Transcribed from a talk on September 5, 2011
What we call LOVE seldom fails in arousing joy in our hearts, so much so that to be loved and to love is perhaps the most desired of all that we seek and we want it to be the fulcrum of our lives. This is what brings a smile, brings happiness and makes us look forward to life. The word “Love” seems to be so deeply connected with life that we always seek it in every aspect of living and in almost every relationship. They way it is expressed obviously varies across relationships but its sweet fragrance is felt everywhere.
Why is it then that love slips with time and doesn’t retain its purity and essence as it once did at the start of a relationship?
Why does the love for a lover transform into attachment and possessiveness – a needy and obsessive behavior?
Why does the love for a spouse change into mutual need for security – a give and take relationship that eventually leads to being more habituated with each other rather than sharing tender and exciting moments together?
Why does the love for a child become a form of control and discipline?
Why does love for God end up becoming a mere ritual, or worse, bringing on fanaticism dictated by fear, dependency and greed?
If we are honest enough we will probably identify ourselves with one or more of the above feelings and still be searching for that perfect Love. Maybe we will search for it in yet another women or man, in God or Guru, in some material object, maybe in some esoteric technique of meditation or in some other method of teaching. Without Love there is a void and we are desperate to fill that somehow.
Please realize that this is not a criticism of the exploration of Love through any of these avenues. There is no problem with this form of seeking it. The question here is to inquire whether there is a possibility of finding true Love without actually seeking it! Is it possible to come upon Love without moving anywhere and remaining exactly where we are, right here, right now?
To know that, we probably need to inquire deeper into what true Love actually is. The right way to begin would be first, to ponder and investigate what is not Love.
What Love is Not
Any emotion we label as Love, that has a selfish purpose or intention, cannot be termed as such. This is a misnomer. Therefore, loving someone with a view to gain from it, is not Love. Living together for a secured future is not Love. Dependency or the mere habit of being with your partner, is not Love. Possessiveness and control is not Love.
Many equate duty and responsibility with Love. Think again! Love that is reduced to mere dry ritualistic action without passion and bereft of joy that one derives from giving is pale and ugly, isn’t it?
Emotion too, can’t be described as Love as all we are seeing is only a state of mind which is subject to change.
Death of a loved one brings so much pain. I may miss a dear family member who died recently. I may remember him with tears in my eyes and say I love him. I miss him because his sudden disappearance has brought an emptiness with a sense of insecurity and fear in my life. Can I truly call this Love? Is it not still about myself? After all, the one who died may have reached the perfect place. It is I who seem to be displaced due to this loss, isn’t it?
So, isn’t it is obvious that if this feeling centers on me and my world it cannot be Love? Only if it is selfless can it be called Love.
Drop the Barrier to Love
Most people think of selflessness as if it is a character or a quality to be acquired, whereas true selflessness is not about acquiring anything, but, about dropping everything. The name itself is suggestive: SELF-LESS. Even the self is absent!
So can I drop whatever my self or “I‟ represents?

• _Complete the following_:
1. Quote word for word everything in the talk on love from "Why is it then" down to "and obsessive behavior?".
2. Continue the talk on love, starting after its final sentence.

• _Information shown_:
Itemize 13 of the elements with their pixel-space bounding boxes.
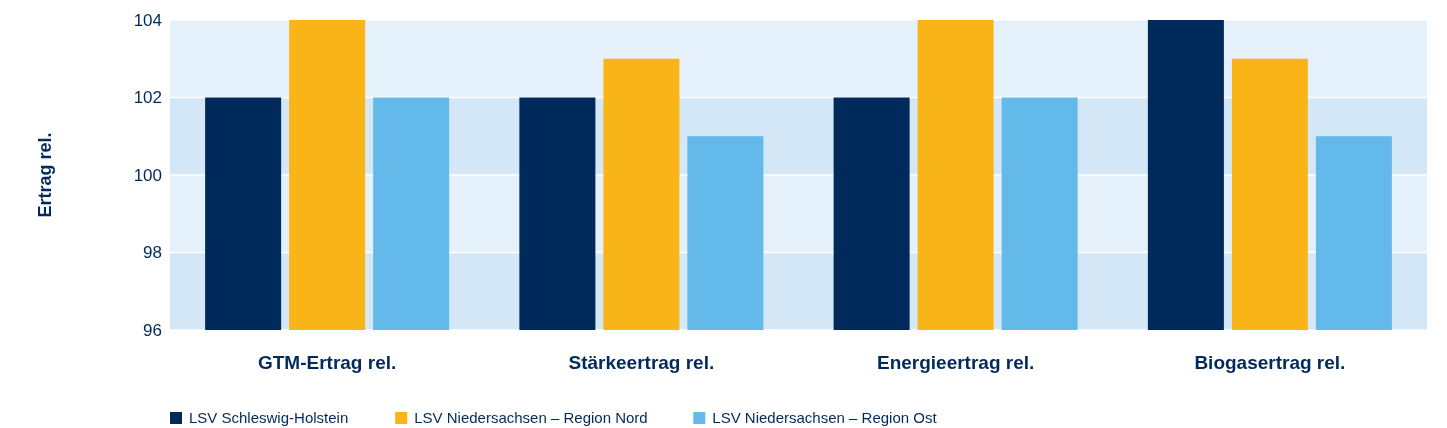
==
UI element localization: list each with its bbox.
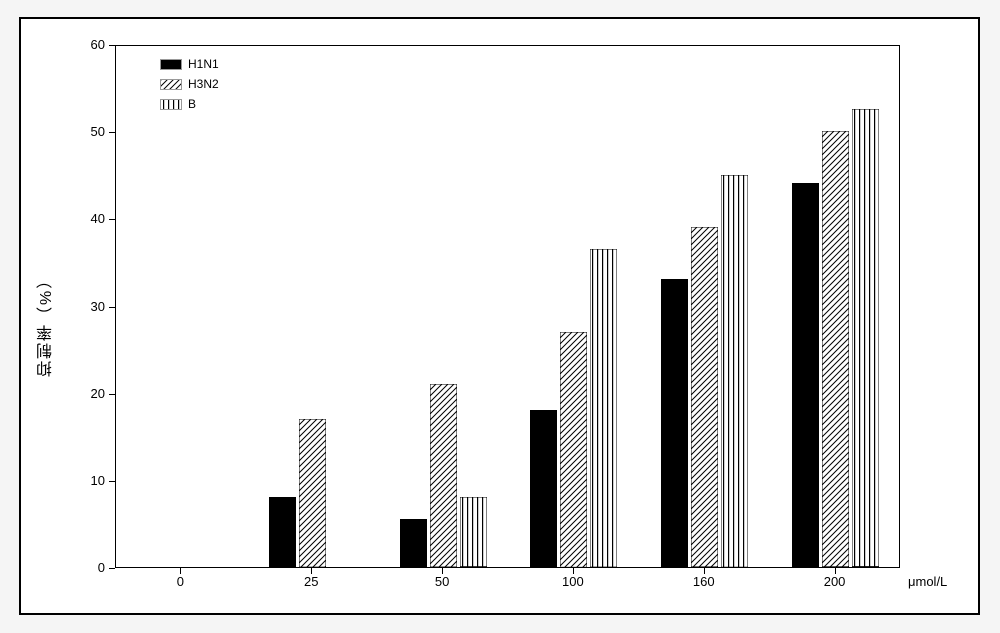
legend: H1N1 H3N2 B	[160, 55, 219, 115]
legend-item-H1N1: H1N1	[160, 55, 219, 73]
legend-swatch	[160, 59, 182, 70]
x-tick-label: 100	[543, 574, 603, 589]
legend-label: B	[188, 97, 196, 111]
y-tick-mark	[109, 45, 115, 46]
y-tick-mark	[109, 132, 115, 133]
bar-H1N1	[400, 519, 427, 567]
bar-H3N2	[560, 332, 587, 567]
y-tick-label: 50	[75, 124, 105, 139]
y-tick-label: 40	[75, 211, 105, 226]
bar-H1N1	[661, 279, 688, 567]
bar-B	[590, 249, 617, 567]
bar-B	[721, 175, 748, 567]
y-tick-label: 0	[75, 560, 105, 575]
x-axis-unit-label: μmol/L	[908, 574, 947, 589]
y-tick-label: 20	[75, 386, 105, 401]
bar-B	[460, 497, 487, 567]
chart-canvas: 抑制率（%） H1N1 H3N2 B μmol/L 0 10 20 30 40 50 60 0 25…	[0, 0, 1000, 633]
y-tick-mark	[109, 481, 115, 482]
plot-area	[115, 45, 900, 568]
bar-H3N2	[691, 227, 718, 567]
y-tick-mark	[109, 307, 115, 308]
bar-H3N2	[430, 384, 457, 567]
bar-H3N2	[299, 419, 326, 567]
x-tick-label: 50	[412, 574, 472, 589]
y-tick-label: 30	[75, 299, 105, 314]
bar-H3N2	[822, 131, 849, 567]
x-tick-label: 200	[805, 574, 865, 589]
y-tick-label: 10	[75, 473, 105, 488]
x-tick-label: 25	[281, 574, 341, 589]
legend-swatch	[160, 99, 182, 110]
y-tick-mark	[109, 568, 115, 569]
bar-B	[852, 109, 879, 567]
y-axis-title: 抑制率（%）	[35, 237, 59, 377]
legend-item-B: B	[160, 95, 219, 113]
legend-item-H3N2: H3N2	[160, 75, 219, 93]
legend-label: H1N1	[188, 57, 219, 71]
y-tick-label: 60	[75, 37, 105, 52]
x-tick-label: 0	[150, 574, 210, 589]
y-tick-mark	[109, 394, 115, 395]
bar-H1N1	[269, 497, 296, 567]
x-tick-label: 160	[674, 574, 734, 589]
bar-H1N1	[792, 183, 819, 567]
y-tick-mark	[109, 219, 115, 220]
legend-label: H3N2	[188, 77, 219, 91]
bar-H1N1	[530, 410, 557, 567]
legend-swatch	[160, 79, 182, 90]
==
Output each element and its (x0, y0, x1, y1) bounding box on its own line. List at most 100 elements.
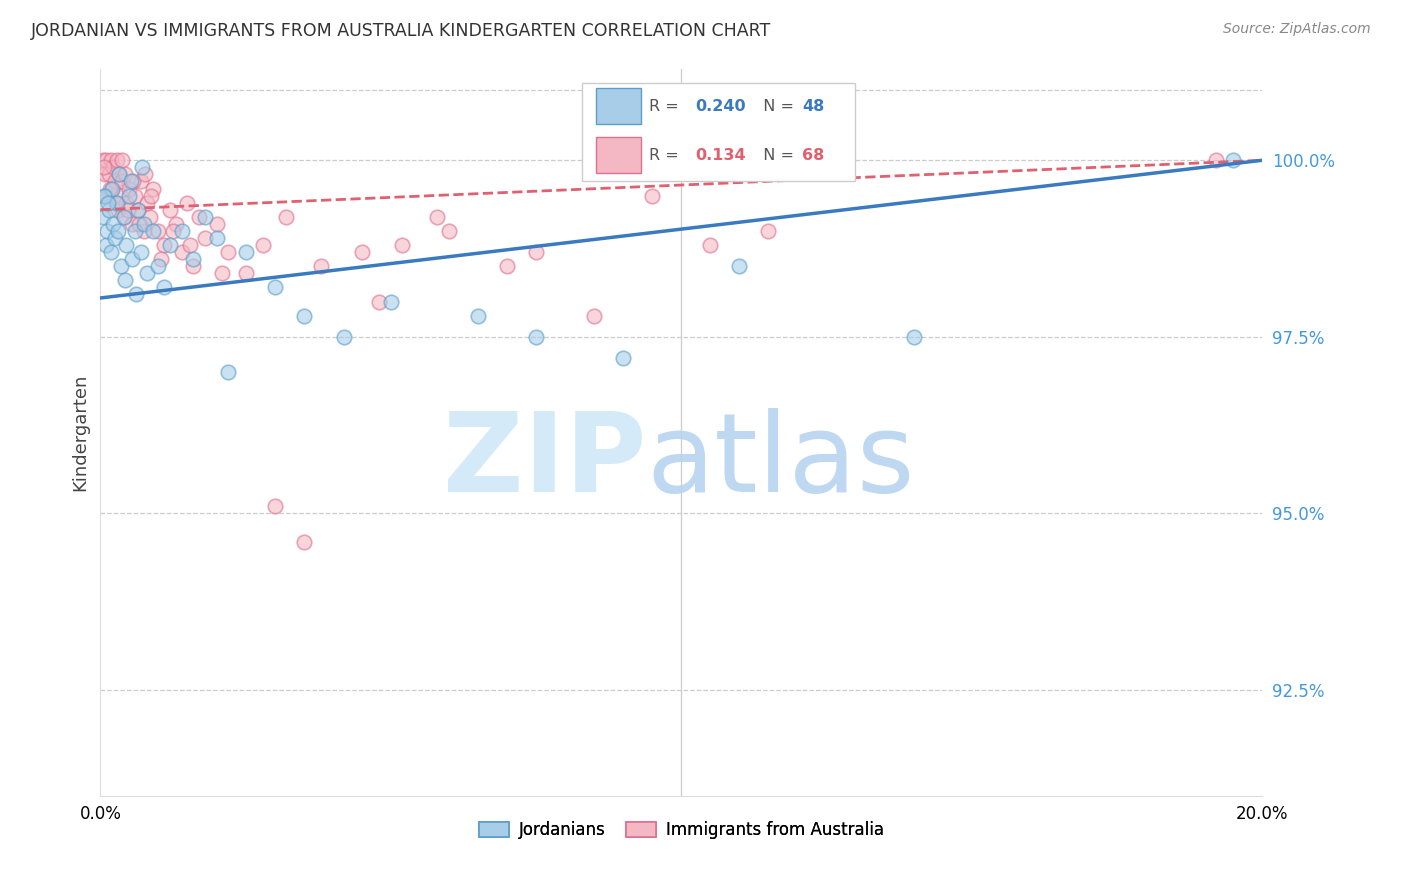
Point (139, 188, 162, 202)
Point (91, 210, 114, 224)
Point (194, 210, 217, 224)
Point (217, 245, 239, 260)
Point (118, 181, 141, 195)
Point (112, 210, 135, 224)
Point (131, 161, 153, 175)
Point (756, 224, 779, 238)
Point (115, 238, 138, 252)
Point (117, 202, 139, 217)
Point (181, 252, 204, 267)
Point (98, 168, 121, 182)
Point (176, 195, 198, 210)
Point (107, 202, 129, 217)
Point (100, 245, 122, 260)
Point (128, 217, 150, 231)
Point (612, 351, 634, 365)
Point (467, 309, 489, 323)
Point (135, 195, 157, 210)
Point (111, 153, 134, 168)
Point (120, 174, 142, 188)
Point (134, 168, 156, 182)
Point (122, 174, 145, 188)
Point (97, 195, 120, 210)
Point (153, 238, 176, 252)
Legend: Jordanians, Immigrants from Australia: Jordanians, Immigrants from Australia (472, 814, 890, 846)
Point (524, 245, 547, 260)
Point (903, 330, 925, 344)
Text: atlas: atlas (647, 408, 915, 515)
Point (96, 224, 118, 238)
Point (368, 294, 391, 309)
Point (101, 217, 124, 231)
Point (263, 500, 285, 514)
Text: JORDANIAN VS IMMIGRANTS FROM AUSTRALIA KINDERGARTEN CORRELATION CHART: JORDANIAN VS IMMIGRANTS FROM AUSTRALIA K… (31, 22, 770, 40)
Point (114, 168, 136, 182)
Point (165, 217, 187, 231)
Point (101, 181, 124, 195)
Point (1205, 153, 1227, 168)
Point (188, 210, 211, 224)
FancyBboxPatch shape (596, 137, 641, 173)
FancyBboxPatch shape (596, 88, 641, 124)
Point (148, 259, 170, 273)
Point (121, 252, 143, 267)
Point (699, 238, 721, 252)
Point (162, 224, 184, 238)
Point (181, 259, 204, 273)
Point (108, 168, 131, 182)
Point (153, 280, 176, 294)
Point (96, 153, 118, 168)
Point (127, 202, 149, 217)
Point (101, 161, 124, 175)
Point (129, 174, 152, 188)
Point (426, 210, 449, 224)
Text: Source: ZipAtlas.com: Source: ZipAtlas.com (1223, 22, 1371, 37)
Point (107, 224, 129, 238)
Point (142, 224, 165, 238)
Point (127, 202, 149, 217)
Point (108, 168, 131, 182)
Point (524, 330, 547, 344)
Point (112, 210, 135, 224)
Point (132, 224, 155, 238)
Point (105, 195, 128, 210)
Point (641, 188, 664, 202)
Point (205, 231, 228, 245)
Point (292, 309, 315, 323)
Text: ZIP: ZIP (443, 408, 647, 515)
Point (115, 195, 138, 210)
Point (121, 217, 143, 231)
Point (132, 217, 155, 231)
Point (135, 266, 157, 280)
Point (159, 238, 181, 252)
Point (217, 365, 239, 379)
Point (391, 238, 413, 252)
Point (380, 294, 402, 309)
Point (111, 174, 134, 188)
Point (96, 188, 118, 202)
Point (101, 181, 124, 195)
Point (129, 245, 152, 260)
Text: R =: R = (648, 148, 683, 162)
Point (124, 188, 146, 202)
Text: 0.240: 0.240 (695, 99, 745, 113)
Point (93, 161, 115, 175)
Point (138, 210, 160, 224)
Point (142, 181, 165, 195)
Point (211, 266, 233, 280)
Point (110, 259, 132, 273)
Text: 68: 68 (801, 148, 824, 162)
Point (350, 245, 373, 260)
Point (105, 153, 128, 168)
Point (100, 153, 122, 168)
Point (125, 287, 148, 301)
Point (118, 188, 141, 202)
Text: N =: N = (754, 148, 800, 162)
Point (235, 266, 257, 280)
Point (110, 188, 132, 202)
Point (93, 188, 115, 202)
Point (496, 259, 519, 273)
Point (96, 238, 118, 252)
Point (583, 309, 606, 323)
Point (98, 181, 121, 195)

• _Responses to the tasks_:
1.
Why is it then that love slips with time and doesn’t retain its purity and essence as it once did at the start of a relationship?
Why does the love for a lover transform into attachment and possessiveness – a needy and obsessive behavior?

2.
And what does my “I‟ represent? Doesn’t it include all thoughts, memories, concepts, all past learning’s and conditioning’s, all experiences and knowingness? Don’t all of these represent “ME‟? After, all what else is this me except a collection of all of these in entirety? All of these define who I am and my relationship with everything and everyone.
So can I die to all of this? If I cling to them, I am living a preconditioned, robotic life. My problems are the same although situations may differ, and so is my way of dealing with them. There seems to be nothing fresh and new in living. It is a repeat of the same old challenges, conflicts and situations.
If you are truly aware, you will clearly observe a pattern that defines you and your life. This pattern appears to keep repeating over and over again and you meet life with nothing new because you respond to everything through the faculty of your mind – a mind that is always old. It knows nothing beyond what it has learned, and what it seems to know through these learning’s. It has been conditioned to all that it has seen, heard, experienced and learned and it continues to respond to challenges through these faculties, so there is nothing new there. No matter how fresh you think your learning’s are, all of that is already old. Your mind has been conditioned to what you have already learned in the past.
So, we arrive at this vital understanding – “If I die to all concepts and knowingness carried from my past, which, in other words means the death of my mind, then perhaps I will come to experience and respond to life and its challenges spontaneously, from an instrument beyond the mind”.
Opening the Senses Opens You to Love
Have you ever looked at your problems, no matter how often they keep coming, as if they have just arisen? This means seeing them without being blinded by past worries and looking at them with new eyes. If yes, then you are meeting life as it is and not through thoughts projected from the lens of the past. You are truly dying to the earlier moment.
Dying to the earlier moment requires deep attention to anything and everything around you and inside you. “Attention‟ implies that you use your five senses (sight, hearing, taste, touch and smell) fully, totally and when you do that – thought
disappears! And where there is no movement of thought, the ‘I’ disappears too! And where there is no ‘I’, there is only Love.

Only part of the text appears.